Figure dataset records:
## start
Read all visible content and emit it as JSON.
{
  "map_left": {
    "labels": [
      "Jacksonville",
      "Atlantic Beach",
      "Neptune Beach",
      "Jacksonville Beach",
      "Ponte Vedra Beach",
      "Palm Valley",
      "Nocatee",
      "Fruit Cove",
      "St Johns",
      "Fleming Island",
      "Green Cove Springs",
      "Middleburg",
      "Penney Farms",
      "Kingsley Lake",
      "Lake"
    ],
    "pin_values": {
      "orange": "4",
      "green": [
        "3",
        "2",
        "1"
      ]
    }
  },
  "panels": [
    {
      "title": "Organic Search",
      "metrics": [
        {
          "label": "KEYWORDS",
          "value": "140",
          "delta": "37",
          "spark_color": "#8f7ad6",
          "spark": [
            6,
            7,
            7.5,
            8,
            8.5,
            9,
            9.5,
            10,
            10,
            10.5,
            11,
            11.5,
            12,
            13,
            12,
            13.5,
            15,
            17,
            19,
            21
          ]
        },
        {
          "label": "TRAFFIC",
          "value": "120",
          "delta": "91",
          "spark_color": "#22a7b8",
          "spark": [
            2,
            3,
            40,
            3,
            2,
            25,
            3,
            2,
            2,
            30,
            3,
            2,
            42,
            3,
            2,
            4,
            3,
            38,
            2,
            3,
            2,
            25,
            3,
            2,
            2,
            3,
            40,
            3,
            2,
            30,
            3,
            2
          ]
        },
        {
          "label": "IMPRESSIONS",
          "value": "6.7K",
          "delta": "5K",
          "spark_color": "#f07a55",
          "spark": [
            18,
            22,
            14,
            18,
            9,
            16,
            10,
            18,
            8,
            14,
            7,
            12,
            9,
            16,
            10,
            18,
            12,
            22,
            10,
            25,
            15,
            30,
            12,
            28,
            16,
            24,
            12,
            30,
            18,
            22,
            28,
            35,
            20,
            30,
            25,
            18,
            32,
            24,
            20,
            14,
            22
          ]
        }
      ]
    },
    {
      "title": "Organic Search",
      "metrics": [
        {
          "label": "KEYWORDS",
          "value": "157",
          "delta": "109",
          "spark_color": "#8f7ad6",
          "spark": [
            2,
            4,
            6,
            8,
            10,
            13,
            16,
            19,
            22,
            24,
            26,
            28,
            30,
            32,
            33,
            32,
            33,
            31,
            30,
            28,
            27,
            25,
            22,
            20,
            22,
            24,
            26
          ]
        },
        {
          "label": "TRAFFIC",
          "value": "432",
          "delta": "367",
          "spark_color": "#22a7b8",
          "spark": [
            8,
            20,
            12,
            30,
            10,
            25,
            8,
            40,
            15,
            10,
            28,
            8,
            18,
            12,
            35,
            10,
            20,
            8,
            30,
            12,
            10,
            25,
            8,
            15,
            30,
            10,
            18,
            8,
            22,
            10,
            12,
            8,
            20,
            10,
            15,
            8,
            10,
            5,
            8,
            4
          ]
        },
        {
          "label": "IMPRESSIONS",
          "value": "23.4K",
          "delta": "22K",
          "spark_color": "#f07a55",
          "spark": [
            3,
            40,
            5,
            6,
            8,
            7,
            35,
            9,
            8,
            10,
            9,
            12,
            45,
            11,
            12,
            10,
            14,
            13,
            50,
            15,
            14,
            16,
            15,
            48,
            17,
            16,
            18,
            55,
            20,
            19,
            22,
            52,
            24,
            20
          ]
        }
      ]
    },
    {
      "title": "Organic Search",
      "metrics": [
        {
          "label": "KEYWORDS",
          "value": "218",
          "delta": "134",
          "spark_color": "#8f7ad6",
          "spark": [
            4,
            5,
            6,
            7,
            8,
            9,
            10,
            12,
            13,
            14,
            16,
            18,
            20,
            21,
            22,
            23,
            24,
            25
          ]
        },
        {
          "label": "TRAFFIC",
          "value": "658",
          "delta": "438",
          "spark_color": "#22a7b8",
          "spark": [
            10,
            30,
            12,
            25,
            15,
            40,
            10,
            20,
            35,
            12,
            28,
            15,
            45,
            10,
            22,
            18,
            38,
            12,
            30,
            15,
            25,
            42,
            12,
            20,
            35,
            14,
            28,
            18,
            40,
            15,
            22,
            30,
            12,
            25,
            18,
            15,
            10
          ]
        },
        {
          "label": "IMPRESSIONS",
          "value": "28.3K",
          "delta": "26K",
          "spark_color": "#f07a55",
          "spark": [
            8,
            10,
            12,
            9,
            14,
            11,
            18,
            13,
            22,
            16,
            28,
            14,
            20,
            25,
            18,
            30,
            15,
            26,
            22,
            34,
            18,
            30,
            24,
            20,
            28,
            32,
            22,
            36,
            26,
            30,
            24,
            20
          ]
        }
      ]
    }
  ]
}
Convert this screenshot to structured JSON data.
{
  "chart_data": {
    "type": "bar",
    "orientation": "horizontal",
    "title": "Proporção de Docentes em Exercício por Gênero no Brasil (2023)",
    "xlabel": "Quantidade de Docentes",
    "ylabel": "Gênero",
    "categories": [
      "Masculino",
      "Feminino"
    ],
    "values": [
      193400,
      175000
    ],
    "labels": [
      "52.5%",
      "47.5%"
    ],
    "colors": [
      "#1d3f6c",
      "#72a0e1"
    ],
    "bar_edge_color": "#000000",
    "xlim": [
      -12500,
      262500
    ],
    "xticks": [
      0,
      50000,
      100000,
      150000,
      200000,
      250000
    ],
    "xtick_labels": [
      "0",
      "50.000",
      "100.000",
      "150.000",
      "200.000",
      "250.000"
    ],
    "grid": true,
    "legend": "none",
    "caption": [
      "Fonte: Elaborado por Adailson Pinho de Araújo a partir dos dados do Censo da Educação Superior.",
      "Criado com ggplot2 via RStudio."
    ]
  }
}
## end
Requirements. Copy the material above, line for line.

Exercise output.
Read all visible content and emit it as JSON.
{
  "map_left": {
    "labels": [
      "Jacksonville",
      "Atlantic Beach",
      "Neptune Beach",
      "Jacksonville Beach",
      "Ponte Vedra Beach",
      "Palm Valley",
      "Nocatee",
      "Fruit Cove",
      "St Johns",
      "Fleming Island",
      "Green Cove Springs",
      "Middleburg",
      "Penney Farms",
      "Kingsley Lake",
      "Lake"
    ],
    "pin_values": {
      "orange": "4",
      "green": [
        "3",
        "2",
        "1"
      ]
    }
  },
  "panels": [
    {
      "title": "Organic Search",
      "metrics": [
        {
          "label": "KEYWORDS",
          "value": "140",
          "delta": "37",
          "spark_color": "#8f7ad6",
          "spark": [
            6,
            7,
            7.5,
            8,
            8.5,
            9,
            9.5,
            10,
            10,
            10.5,
            11,
            11.5,
            12,
            13,
            12,
            13.5,
            15,
            17,
            19,
            21
          ]
        },
        {
          "label": "TRAFFIC",
          "value": "120",
          "delta": "91",
          "spark_color": "#22a7b8",
          "spark": [
            2,
            3,
            40,
            3,
            2,
            25,
            3,
            2,
            2,
            30,
            3,
            2,
            42,
            3,
            2,
            4,
            3,
            38,
            2,
            3,
            2,
            25,
            3,
            2,
            2,
            3,
            40,
            3,
            2,
            30,
            3,
            2
          ]
        },
        {
          "label": "IMPRESSIONS",
          "value": "6.7K",
          "delta": "5K",
          "spark_color": "#f07a55",
          "spark": [
            18,
            22,
            14,
            18,
            9,
            16,
            10,
            18,
            8,
            14,
            7,
            12,
            9,
            16,
            10,
            18,
            12,
            22,
            10,
            25,
            15,
            30,
            12,
            28,
            16,
            24,
            12,
            30,
            18,
            22,
            28,
            35,
            20,
            30,
            25,
            18,
            32,
            24,
            20,
            14,
            22
          ]
        }
      ]
    },
    {
      "title": "Organic Search",
      "metrics": [
        {
          "label": "KEYWORDS",
          "value": "157",
          "delta": "109",
          "spark_color": "#8f7ad6",
          "spark": [
            2,
            4,
            6,
            8,
            10,
            13,
            16,
            19,
            22,
            24,
            26,
            28,
            30,
            32,
            33,
            32,
            33,
            31,
            30,
            28,
            27,
            25,
            22,
            20,
            22,
            24,
            26
          ]
        },
        {
          "label": "TRAFFIC",
          "value": "432",
          "delta": "367",
          "spark_color": "#22a7b8",
          "spark": [
            8,
            20,
            12,
            30,
            10,
            25,
            8,
            40,
            15,
            10,
            28,
            8,
            18,
            12,
            35,
            10,
            20,
            8,
            30,
            12,
            10,
            25,
            8,
            15,
            30,
            10,
            18,
            8,
            22,
            10,
            12,
            8,
            20,
            10,
            15,
            8,
            10,
            5,
            8,
            4
          ]
        },
        {
          "label": "IMPRESSIONS",
          "value": "23.4K",
          "delta": "22K",
          "spark_color": "#f07a55",
          "spark": [
            3,
            40,
            5,
            6,
            8,
            7,
            35,
            9,
            8,
            10,
            9,
            12,
            45,
            11,
            12,
            10,
            14,
            13,
            50,
            15,
            14,
            16,
            15,
            48,
            17,
            16,
            18,
            55,
            20,
            19,
            22,
            52,
            24,
            20
          ]
        }
      ]
    },
    {
      "title": "Organic Search",
      "metrics": [
        {
          "label": "KEYWORDS",
          "value": "218",
          "delta": "134",
          "spark_color": "#8f7ad6",
          "spark": [
            4,
            5,
            6,
            7,
            8,
            9,
            10,
            12,
            13,
            14,
            16,
            18,
            20,
            21,
            22,
            23,
            24,
            25
          ]
        },
        {
          "label": "TRAFFIC",
          "value": "658",
          "delta": "438",
          "spark_color": "#22a7b8",
          "spark": [
            10,
            30,
            12,
            25,
            15,
            40,
            10,
            20,
            35,
            12,
            28,
            15,
            45,
            10,
            22,
            18,
            38,
            12,
            30,
            15,
            25,
            42,
            12,
            20,
            35,
            14,
            28,
            18,
            40,
            15,
            22,
            30,
            12,
            25,
            18,
            15,
            10
          ]
        },
        {
          "label": "IMPRESSIONS",
          "value": "28.3K",
          "delta": "26K",
          "spark_color": "#f07a55",
          "spark": [
            8,
            10,
            12,
            9,
            14,
            11,
            18,
            13,
            22,
            16,
            28,
            14,
            20,
            25,
            18,
            30,
            15,
            26,
            22,
            34,
            18,
            30,
            24,
            20,
            28,
            32,
            22,
            36,
            26,
            30,
            24,
            20
          ]
        }
      ]
    }
  ]
}
Convert this screenshot to structured JSON data.
{
  "chart_data": {
    "type": "bar",
    "orientation": "horizontal",
    "title": "Proporção de Docentes em Exercício por Gênero no Brasil (2023)",
    "xlabel": "Quantidade de Docentes",
    "ylabel": "Gênero",
    "categories": [
      "Masculino",
      "Feminino"
    ],
    "values": [
      193400,
      175000
    ],
    "labels": [
      "52.5%",
      "47.5%"
    ],
    "colors": [
      "#1d3f6c",
      "#72a0e1"
    ],
    "bar_edge_color": "#000000",
    "xlim": [
      -12500,
      262500
    ],
    "xticks": [
      0,
      50000,
      100000,
      150000,
      200000,
      250000
    ],
    "xtick_labels": [
      "0",
      "50.000",
      "100.000",
      "150.000",
      "200.000",
      "250.000"
    ],
    "grid": true,
    "legend": "none",
    "caption": [
      "Fonte: Elaborado por Adailson Pinho de Araújo a partir dos dados do Censo da Educação Superior.",
      "Criado com ggplot2 via RStudio."
    ]
  }
}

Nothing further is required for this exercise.